WRITTEN INSTRUCTION:
Each line that holds the word "интеграла" is to be identified and copied.

RECORDS TO PROCESS:

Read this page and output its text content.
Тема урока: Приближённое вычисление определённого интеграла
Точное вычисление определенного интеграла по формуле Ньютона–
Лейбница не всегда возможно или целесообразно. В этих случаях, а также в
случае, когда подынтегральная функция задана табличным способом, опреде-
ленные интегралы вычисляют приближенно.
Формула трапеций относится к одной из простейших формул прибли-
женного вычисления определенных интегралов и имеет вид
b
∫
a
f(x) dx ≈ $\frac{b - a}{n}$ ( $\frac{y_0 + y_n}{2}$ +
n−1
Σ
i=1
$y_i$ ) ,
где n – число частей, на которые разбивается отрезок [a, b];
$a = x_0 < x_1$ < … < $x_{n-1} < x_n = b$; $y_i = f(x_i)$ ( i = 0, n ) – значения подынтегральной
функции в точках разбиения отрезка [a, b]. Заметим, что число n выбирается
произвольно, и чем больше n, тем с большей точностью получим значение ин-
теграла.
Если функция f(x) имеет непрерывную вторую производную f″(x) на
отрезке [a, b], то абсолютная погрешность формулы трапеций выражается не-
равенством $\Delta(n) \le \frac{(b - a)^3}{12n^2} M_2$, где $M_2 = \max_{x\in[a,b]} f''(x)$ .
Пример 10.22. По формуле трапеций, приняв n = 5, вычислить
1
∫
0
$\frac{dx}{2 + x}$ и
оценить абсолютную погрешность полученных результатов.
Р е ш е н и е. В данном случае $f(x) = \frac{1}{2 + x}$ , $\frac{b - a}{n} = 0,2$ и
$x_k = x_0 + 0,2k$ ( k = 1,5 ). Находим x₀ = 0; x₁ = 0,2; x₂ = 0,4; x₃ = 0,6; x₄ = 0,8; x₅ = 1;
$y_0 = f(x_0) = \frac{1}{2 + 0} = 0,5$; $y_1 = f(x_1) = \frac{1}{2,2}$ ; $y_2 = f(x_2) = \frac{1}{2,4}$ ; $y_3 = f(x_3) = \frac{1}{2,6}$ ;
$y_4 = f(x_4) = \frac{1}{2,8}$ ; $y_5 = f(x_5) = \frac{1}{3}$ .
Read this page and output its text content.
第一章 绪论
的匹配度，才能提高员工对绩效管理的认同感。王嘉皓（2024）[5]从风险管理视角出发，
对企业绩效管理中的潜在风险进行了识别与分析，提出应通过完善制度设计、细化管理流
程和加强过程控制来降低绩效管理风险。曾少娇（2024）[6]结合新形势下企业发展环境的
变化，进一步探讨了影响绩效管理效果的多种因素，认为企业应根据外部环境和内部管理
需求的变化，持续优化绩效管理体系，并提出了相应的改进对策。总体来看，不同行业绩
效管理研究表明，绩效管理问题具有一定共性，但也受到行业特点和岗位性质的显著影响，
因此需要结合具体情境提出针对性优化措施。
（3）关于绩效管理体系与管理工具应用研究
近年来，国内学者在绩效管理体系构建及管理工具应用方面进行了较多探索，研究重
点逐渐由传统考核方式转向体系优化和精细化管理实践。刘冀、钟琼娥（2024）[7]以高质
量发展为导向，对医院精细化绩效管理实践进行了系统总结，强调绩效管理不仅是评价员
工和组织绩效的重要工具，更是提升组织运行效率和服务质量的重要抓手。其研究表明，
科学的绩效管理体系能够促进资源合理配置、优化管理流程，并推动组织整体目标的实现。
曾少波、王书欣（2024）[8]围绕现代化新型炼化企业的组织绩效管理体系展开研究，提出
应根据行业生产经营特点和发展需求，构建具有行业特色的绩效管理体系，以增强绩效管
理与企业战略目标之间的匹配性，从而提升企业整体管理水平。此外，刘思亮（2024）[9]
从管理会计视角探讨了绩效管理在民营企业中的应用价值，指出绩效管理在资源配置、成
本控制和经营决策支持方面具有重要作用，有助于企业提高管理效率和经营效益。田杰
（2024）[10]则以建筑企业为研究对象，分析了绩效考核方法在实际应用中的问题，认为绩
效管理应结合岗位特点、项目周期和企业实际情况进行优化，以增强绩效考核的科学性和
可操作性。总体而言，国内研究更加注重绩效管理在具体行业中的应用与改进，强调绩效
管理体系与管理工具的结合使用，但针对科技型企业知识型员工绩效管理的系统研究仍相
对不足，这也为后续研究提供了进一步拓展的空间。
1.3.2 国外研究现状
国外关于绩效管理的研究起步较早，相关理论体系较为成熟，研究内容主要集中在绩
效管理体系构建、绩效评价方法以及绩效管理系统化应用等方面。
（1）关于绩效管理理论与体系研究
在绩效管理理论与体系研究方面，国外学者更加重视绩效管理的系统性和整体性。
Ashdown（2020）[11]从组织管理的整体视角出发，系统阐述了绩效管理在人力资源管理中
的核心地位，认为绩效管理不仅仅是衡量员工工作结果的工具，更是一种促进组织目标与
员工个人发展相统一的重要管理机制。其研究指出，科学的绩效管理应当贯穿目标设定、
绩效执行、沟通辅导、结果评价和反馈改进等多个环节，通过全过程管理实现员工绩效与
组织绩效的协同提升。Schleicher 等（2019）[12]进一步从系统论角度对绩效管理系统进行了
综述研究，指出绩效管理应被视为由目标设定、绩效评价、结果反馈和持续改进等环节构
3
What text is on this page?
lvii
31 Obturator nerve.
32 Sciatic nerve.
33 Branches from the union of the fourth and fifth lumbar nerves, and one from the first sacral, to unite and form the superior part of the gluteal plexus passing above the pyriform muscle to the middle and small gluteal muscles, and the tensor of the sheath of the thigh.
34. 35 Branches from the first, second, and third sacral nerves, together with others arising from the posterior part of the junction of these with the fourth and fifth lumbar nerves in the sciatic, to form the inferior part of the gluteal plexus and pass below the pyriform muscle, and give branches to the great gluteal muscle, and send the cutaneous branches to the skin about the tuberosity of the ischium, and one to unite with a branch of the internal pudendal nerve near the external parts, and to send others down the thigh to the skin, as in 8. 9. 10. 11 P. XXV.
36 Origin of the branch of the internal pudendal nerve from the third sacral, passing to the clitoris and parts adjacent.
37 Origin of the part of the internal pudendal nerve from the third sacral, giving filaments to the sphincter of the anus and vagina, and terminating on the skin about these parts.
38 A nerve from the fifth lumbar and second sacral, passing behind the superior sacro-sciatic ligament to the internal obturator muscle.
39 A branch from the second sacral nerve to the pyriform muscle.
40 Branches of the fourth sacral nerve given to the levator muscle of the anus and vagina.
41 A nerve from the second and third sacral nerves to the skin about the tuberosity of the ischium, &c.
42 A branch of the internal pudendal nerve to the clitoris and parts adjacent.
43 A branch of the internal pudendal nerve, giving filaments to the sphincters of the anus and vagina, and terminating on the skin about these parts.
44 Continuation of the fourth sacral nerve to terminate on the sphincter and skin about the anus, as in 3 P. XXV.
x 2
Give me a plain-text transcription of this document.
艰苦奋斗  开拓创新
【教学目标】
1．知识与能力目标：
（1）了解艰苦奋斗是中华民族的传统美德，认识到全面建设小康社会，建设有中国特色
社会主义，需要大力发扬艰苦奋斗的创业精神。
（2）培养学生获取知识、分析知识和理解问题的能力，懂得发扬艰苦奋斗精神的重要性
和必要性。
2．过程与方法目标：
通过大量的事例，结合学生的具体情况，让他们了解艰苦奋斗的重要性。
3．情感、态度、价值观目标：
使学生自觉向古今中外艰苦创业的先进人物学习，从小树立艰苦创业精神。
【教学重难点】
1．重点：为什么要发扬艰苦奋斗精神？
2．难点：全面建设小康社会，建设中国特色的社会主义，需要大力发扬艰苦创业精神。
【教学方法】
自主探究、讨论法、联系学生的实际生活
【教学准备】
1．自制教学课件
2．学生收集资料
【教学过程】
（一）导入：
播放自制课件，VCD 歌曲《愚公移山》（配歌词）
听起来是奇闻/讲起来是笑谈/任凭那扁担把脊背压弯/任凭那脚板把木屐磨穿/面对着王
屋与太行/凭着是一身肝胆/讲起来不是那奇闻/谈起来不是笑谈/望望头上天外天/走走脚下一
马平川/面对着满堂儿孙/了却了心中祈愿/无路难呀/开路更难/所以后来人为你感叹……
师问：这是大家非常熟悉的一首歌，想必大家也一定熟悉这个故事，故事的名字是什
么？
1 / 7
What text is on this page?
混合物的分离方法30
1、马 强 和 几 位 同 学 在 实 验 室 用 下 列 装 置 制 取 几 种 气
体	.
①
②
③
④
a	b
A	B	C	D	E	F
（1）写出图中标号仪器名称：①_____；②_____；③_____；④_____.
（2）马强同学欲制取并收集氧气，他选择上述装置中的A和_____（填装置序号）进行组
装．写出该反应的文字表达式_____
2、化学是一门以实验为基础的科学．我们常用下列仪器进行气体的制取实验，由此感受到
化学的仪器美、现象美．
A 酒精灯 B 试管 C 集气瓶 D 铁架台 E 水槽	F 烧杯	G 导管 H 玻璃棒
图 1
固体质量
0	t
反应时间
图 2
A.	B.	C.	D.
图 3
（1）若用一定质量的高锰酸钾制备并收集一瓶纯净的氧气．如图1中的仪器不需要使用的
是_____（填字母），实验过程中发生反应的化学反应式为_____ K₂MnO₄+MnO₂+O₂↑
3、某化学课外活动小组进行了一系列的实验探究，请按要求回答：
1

COMPLETE ANSWER:
Тема урока: Приближённое вычисление определённого интеграла
Точное вычисление определенного интеграла по формуле Ньютона–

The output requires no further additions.